REQUISITO 1 —
Determina si las afirmaciones (a), (b) y (c) concuerdan con el texto sobre la violencia en los jóvenes, respondiendo sí o no y citando literalmente las palabras del texto que lo deciden.
(a) Los jóvenes son más actores que víctimas de la violencia.
(b) La figura del padre ha dejado de ser la de patriarca.
(c) El contacto sin afecto y sin ternura resulta siempre destructivo.
REQUISITO 2 —
Prosigue la redacción del texto sobre la violencia en los jóvenes a partir de su última oración.

TEXTO FUENTE —
-=-=-=-=-
Es clara la ausencia de ideales, pues nos encontramos con un mundo de normas difusas, de un “todo se vale”, con quiebre de redes identificatorias, que agrandan los sentimientos de inseguridad e impotencia (Janin, 2008). La ley es constantemente infringida, así también la Ley simbólica, aquella representada por esas figuras de autoridad que han perdido toda capacidad de liderazgo por el grave deterioro moral y del tejido social. El padre, de ser el patriarca ha pasado a ser un educador benevolente, o su contrario, un tirano castrante intentando recuperar a manotazos y gritos su domino perdido. Es ahí donde deben encontrar su lugar los jóvenes, un lugar poco claro, corrupto y transgredido de antemano.

La deserción escolar, el suicidio, las drogas y la anorexia (física, mental y emocional), el fenómeno del “nini”, deben ser pensadas en un contexto de falla en la constitución del ideal cultural.

Así mismo, encontramos que la violencia de los jóvenes se ha convertido en un problema de salud pública, no obstante que son más víctimas que actores. Para algunos analistas (Janin, 2008; Marty, 1997 y Jeammet, 2005) la violencia en el joven adolescente es un modo de forzar al medio y de declararse existente a través de una transformación de este, en un lugar en el que él se supone sin lugar (Janin, 2008). Consideran la violencia como un mecanismo primario de autodefensa de un sujeto que se siente amenazado en sus límites y en lo que constituye según él, el fundamento de su identidad o sea de su existencia.

Así, violencia y repetición reemplazan la ausencia de placer de la satisfacción en el intercambio afectivo y vincular. La violencia es para los chicos carenciados, uno de los pocos medios para sentir que existen, contactando con ellos mismos en ausencia de otro disponible y solícito, pero el contacto sin afecto y sin ternura resulta siempre destructivo. El adolescente en un estado de inseguridad, se siente vacío o insuficiente y percibe al otro como más amenazador que esperado y envidiado.
-=-=-=-=-
MATERIAL PARA REVISIÓN —
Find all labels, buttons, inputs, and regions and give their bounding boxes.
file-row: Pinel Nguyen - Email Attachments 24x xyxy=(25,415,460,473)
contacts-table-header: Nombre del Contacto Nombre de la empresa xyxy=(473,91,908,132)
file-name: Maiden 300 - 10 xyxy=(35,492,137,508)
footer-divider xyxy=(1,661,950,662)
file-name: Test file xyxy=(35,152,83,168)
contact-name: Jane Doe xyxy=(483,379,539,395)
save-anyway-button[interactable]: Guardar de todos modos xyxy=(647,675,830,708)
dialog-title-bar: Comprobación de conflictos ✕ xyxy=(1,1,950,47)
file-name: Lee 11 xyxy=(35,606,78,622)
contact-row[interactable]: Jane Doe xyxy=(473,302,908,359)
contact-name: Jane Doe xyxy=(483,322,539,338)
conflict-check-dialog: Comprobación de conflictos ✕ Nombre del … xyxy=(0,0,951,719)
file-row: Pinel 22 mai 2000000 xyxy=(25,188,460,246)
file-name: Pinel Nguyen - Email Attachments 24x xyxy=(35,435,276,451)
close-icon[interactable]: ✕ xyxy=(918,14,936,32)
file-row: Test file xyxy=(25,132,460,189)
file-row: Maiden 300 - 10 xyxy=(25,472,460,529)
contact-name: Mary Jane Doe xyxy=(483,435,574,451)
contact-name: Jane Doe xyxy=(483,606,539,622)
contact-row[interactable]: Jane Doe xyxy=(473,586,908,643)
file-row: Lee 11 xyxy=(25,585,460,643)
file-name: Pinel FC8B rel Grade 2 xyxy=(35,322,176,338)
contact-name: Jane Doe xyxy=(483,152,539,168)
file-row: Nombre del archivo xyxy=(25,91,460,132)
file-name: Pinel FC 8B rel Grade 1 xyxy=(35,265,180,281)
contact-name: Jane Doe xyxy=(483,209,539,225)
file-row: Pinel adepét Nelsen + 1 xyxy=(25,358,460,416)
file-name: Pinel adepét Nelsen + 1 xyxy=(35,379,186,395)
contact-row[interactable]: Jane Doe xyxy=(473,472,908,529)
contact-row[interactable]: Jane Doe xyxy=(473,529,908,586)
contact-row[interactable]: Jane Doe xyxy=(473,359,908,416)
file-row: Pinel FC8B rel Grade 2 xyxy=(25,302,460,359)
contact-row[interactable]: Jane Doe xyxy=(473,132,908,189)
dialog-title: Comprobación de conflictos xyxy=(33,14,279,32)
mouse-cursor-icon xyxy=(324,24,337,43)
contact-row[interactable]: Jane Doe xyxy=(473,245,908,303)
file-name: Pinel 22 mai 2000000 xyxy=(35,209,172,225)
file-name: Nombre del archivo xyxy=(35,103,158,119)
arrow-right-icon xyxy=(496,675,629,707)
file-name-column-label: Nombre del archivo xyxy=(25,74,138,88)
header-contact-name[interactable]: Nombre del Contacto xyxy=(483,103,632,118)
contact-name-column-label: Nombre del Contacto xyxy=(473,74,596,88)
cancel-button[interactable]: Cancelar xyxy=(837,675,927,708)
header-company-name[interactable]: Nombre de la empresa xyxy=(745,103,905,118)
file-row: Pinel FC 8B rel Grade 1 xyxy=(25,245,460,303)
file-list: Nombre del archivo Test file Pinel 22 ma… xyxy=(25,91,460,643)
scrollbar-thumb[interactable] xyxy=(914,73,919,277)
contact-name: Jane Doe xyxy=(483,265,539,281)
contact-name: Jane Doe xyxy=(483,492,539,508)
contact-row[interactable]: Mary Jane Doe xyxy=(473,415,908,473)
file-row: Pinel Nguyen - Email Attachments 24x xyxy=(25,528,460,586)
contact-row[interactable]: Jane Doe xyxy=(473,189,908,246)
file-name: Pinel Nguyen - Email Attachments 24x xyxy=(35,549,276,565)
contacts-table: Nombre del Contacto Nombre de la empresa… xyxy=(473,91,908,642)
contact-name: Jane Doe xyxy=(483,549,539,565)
-=-=-=-=-
RESULTADO 1 —
(a) No: "no obstante que son más víctimas que actores".
(b) Sí: "El padre, de ser el patriarca ha pasado a ser un educador benevolente, o su contrario, un tirano castrante".
(c) Sí: "pero el contacto sin afecto y sin ternura resulta siempre destructivo".

RESULTADO 2 —
Para contrarrestar, para contrariar la destructividad, existe la creatividad. Desde las perspectivas del psicoanálisis, una de las más apreciadas funciones psíquicas es la figurabilidad, la posibilidad de crear símbolos a partir de los duelos y las pérdidas implicadas en el desarrollo y en el crecimiento. Simbolizar la ausencia de la madre de la temprana infancia, elaborar la noción de que el bebé no es uno mismo con ella, ir elaborando paulatinamente los distintos retos que se presentan con las diferentes etapas del crecimiento… La pérdida del cuerpo infantil con el avasallamiento demoledor de la invasión hormonal propia de la pubertad, que deforma al cuerpo y lo somete violentamente a la urgencia sexual, la pérdida de los amorosos e idealizados padres de la infancia quienes ahora vigilan o ignoran al adolescente, y en suma: le temen; la pérdida de la identidad infantil y los retos que el mundo presenta (Aberrastury, Segal, 1992). Finalmente, serimplica abismarse en la confrontación con la indefensión, con la falta que nos define y nos determina a pesar de todo intento efímero por sostener un narcisismo abyecto. La fantasía de omnipotencia, de dominio, debe ser dejada atrás, abandonada. Todo lo anterior requiere la posibilidad de realizar un trabajo psíquico que permita asumir la pérdida y la renuncia para poder darle un significado psíquico y que no queden simplemente restos de imágenes y afectos no elaborados que sólo generan desazón y angustia.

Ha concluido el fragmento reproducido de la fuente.